Collected data entries:
——
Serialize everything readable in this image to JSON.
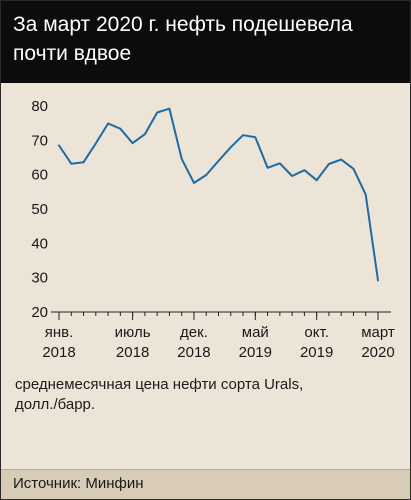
{
  "header": {
    "title_line1": "За март 2020 г. нефть подешевела",
    "title_line2": "почти вдвое"
  },
  "note": {
    "line1": "среднемесячная цена нефти сорта Urals,",
    "line2": "долл./барр."
  },
  "source": {
    "text": "Источник: Минфин"
  },
  "colors": {
    "header_bg": "#0c0c0c",
    "line": "#1e6aa3",
    "axis": "#222222",
    "background": "#ece4d6",
    "source_bg": "#d8ccb6"
  },
  "chart_data": {
    "type": "line",
    "title": "За март 2020 г. нефть подешевела почти вдвое",
    "ylabel": "среднемесячная цена нефти сорта Urals, долл./барр.",
    "xlabel": "",
    "ylim": [
      20,
      80
    ],
    "yticks": [
      20,
      30,
      40,
      50,
      60,
      70,
      80
    ],
    "grid": false,
    "x_categories": [
      "2018-01",
      "2018-02",
      "2018-03",
      "2018-04",
      "2018-05",
      "2018-06",
      "2018-07",
      "2018-08",
      "2018-09",
      "2018-10",
      "2018-11",
      "2018-12",
      "2019-01",
      "2019-02",
      "2019-03",
      "2019-04",
      "2019-05",
      "2019-06",
      "2019-07",
      "2019-08",
      "2019-09",
      "2019-10",
      "2019-11",
      "2019-12",
      "2020-01",
      "2020-02",
      "2020-03"
    ],
    "xticks": [
      {
        "index": 0,
        "line1": "янв.",
        "line2": "2018"
      },
      {
        "index": 6,
        "line1": "июль",
        "line2": "2018"
      },
      {
        "index": 11,
        "line1": "дек.",
        "line2": "2018"
      },
      {
        "index": 16,
        "line1": "май",
        "line2": "2019"
      },
      {
        "index": 21,
        "line1": "окт.",
        "line2": "2019"
      },
      {
        "index": 26,
        "line1": "март",
        "line2": "2020"
      }
    ],
    "series": [
      {
        "values": [
          68.5,
          63.2,
          63.6,
          69.1,
          74.9,
          73.4,
          69.2,
          71.8,
          78.1,
          79.2,
          64.6,
          57.6,
          59.9,
          64.0,
          68.0,
          71.5,
          70.9,
          62.0,
          63.3,
          59.6,
          61.3,
          58.4,
          63.1,
          64.4,
          61.7,
          54.2,
          29.2
        ]
      }
    ]
  }
}
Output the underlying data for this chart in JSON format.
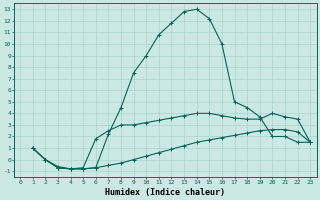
{
  "xlabel": "Humidex (Indice chaleur)",
  "bg_color": "#cce8e4",
  "grid_color": "#aad4cc",
  "line_color": "#006655",
  "xlim": [
    -0.5,
    23.5
  ],
  "ylim": [
    -1.5,
    13.5
  ],
  "xticks": [
    0,
    1,
    2,
    3,
    4,
    5,
    6,
    7,
    8,
    9,
    10,
    11,
    12,
    13,
    14,
    15,
    16,
    17,
    18,
    19,
    20,
    21,
    22,
    23
  ],
  "yticks": [
    -1,
    0,
    1,
    2,
    3,
    4,
    5,
    6,
    7,
    8,
    9,
    10,
    11,
    12,
    13
  ],
  "line1_x": [
    1,
    2,
    3,
    4,
    5,
    6,
    7,
    8,
    9,
    10,
    11,
    12,
    13,
    14,
    15,
    16,
    17,
    18,
    19,
    20,
    21,
    22,
    23
  ],
  "line1_y": [
    1.0,
    0.0,
    -0.6,
    -0.8,
    -0.8,
    -0.7,
    2.2,
    4.5,
    7.5,
    9.0,
    10.8,
    11.8,
    12.8,
    13.0,
    12.2,
    10.0,
    5.0,
    4.5,
    3.7,
    2.0,
    2.0,
    1.5,
    1.5
  ],
  "line2_x": [
    1,
    2,
    3,
    4,
    5,
    6,
    7,
    8,
    9,
    10,
    11,
    12,
    13,
    14,
    15,
    16,
    17,
    18,
    19,
    20,
    21,
    22,
    23
  ],
  "line2_y": [
    1.0,
    0.0,
    -0.7,
    -0.8,
    -0.7,
    1.8,
    2.5,
    3.0,
    3.0,
    3.2,
    3.4,
    3.6,
    3.8,
    4.0,
    4.0,
    3.8,
    3.6,
    3.5,
    3.5,
    4.0,
    3.7,
    3.5,
    1.5
  ],
  "line3_x": [
    1,
    2,
    3,
    4,
    5,
    6,
    7,
    8,
    9,
    10,
    11,
    12,
    13,
    14,
    15,
    16,
    17,
    18,
    19,
    20,
    21,
    22,
    23
  ],
  "line3_y": [
    1.0,
    0.0,
    -0.7,
    -0.8,
    -0.8,
    -0.7,
    -0.5,
    -0.3,
    0.0,
    0.3,
    0.6,
    0.9,
    1.2,
    1.5,
    1.7,
    1.9,
    2.1,
    2.3,
    2.5,
    2.6,
    2.6,
    2.4,
    1.5
  ]
}
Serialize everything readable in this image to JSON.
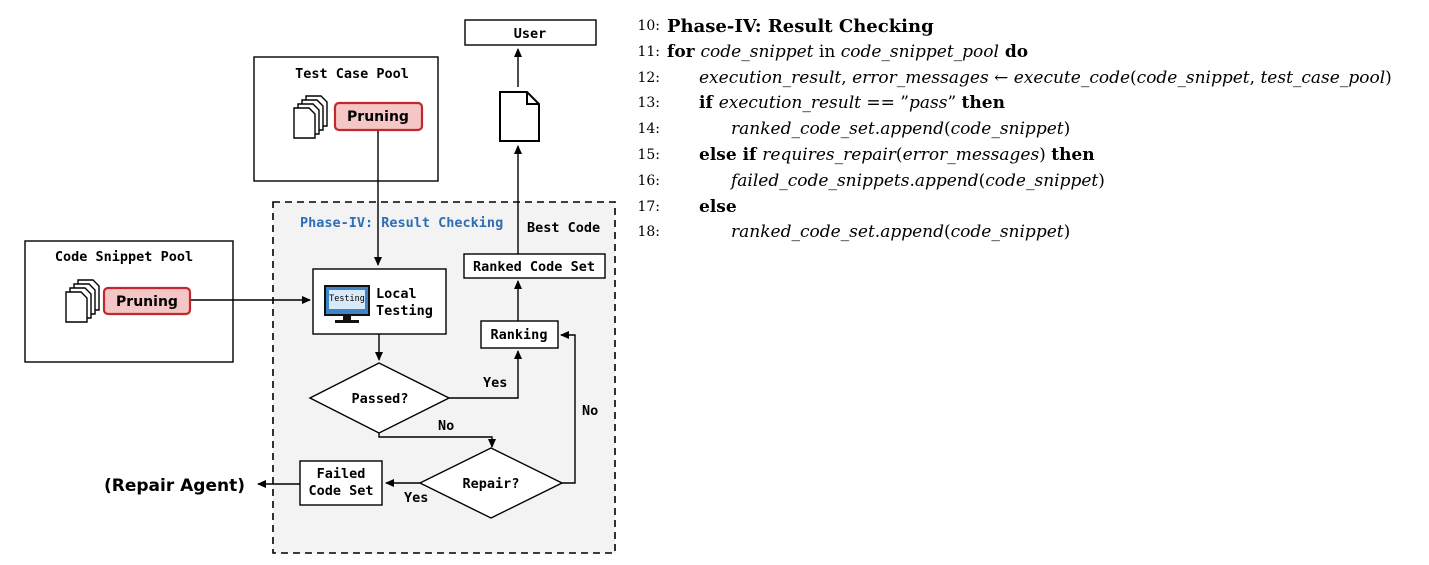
{
  "diagram": {
    "user_label": "User",
    "test_case_pool_title": "Test Case Pool",
    "test_pruning_label": "Pruning",
    "code_snippet_pool_title": "Code Snippet Pool",
    "code_pruning_label": "Pruning",
    "phase_title": "Phase-IV: Result Checking",
    "best_code_label": "Best Code",
    "ranked_code_set_label": "Ranked Code Set",
    "local_testing_line1": "Local",
    "local_testing_line2": "Testing",
    "testing_screen_label": "Testing",
    "ranking_label": "Ranking",
    "passed_label": "Passed?",
    "yes_label_1": "Yes",
    "no_label_1": "No",
    "no_label_2": "No",
    "repair_label": "Repair?",
    "yes_label_2": "Yes",
    "failed_line1": "Failed",
    "failed_line2": "Code Set",
    "repair_agent_label": "(Repair Agent)"
  },
  "algorithm": {
    "lines": [
      {
        "num": "10:",
        "parts": [
          {
            "t": "Phase-IV: Result Checking",
            "s": "head"
          }
        ]
      },
      {
        "num": "11:",
        "parts": [
          {
            "t": "for ",
            "s": "kw"
          },
          {
            "t": "code_snippet",
            "s": "var"
          },
          {
            "t": " in ",
            "s": ""
          },
          {
            "t": "code_snippet_pool",
            "s": "var"
          },
          {
            "t": " do",
            "s": "kw"
          }
        ]
      },
      {
        "num": "12:",
        "indent": 1,
        "parts": [
          {
            "t": "execution_result",
            "s": "var"
          },
          {
            "t": ", ",
            "s": ""
          },
          {
            "t": "error_messages",
            "s": "var"
          },
          {
            "t": " ← ",
            "s": ""
          },
          {
            "t": "execute_code",
            "s": "var"
          },
          {
            "t": "(",
            "s": ""
          },
          {
            "t": "code_snippet",
            "s": "var"
          },
          {
            "t": ", ",
            "s": ""
          },
          {
            "t": "test_case_pool",
            "s": "var"
          },
          {
            "t": ")",
            "s": ""
          }
        ]
      },
      {
        "num": "13:",
        "indent": 1,
        "parts": [
          {
            "t": "if ",
            "s": "kw"
          },
          {
            "t": "execution_result",
            "s": "var"
          },
          {
            "t": " == ”",
            "s": ""
          },
          {
            "t": "pass",
            "s": "var"
          },
          {
            "t": "” ",
            "s": ""
          },
          {
            "t": "then",
            "s": "kw"
          }
        ]
      },
      {
        "num": "14:",
        "indent": 2,
        "parts": [
          {
            "t": "ranked_code_set",
            "s": "var"
          },
          {
            "t": ".",
            "s": ""
          },
          {
            "t": "append",
            "s": "var"
          },
          {
            "t": "(",
            "s": ""
          },
          {
            "t": "code_snippet",
            "s": "var"
          },
          {
            "t": ")",
            "s": ""
          }
        ]
      },
      {
        "num": "15:",
        "indent": 1,
        "parts": [
          {
            "t": "else if ",
            "s": "kw"
          },
          {
            "t": "requires_repair",
            "s": "var"
          },
          {
            "t": "(",
            "s": ""
          },
          {
            "t": "error_messages",
            "s": "var"
          },
          {
            "t": ") ",
            "s": ""
          },
          {
            "t": "then",
            "s": "kw"
          }
        ]
      },
      {
        "num": "16:",
        "indent": 2,
        "parts": [
          {
            "t": "failed_code_snippets",
            "s": "var"
          },
          {
            "t": ".",
            "s": ""
          },
          {
            "t": "append",
            "s": "var"
          },
          {
            "t": "(",
            "s": ""
          },
          {
            "t": "code_snippet",
            "s": "var"
          },
          {
            "t": ")",
            "s": ""
          }
        ]
      },
      {
        "num": "17:",
        "indent": 1,
        "parts": [
          {
            "t": "else",
            "s": "kw"
          }
        ]
      },
      {
        "num": "18:",
        "indent": 2,
        "parts": [
          {
            "t": "ranked_code_set",
            "s": "var"
          },
          {
            "t": ".",
            "s": ""
          },
          {
            "t": "append",
            "s": "var"
          },
          {
            "t": "(",
            "s": ""
          },
          {
            "t": "code_snippet",
            "s": "var"
          },
          {
            "t": ")",
            "s": ""
          }
        ]
      }
    ]
  },
  "colors": {
    "pruning_fill": "#f4c6c6",
    "pruning_border": "#c0282e",
    "phase_title": "#2f6db5",
    "phase_background": "#f3f3f3",
    "screen_blue": "#3f84c8"
  }
}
——
_YOUR GOAL_.
Find out how many lines in the listing contain the string "сорта". Give the number alone.

_THE ANSWER_.
2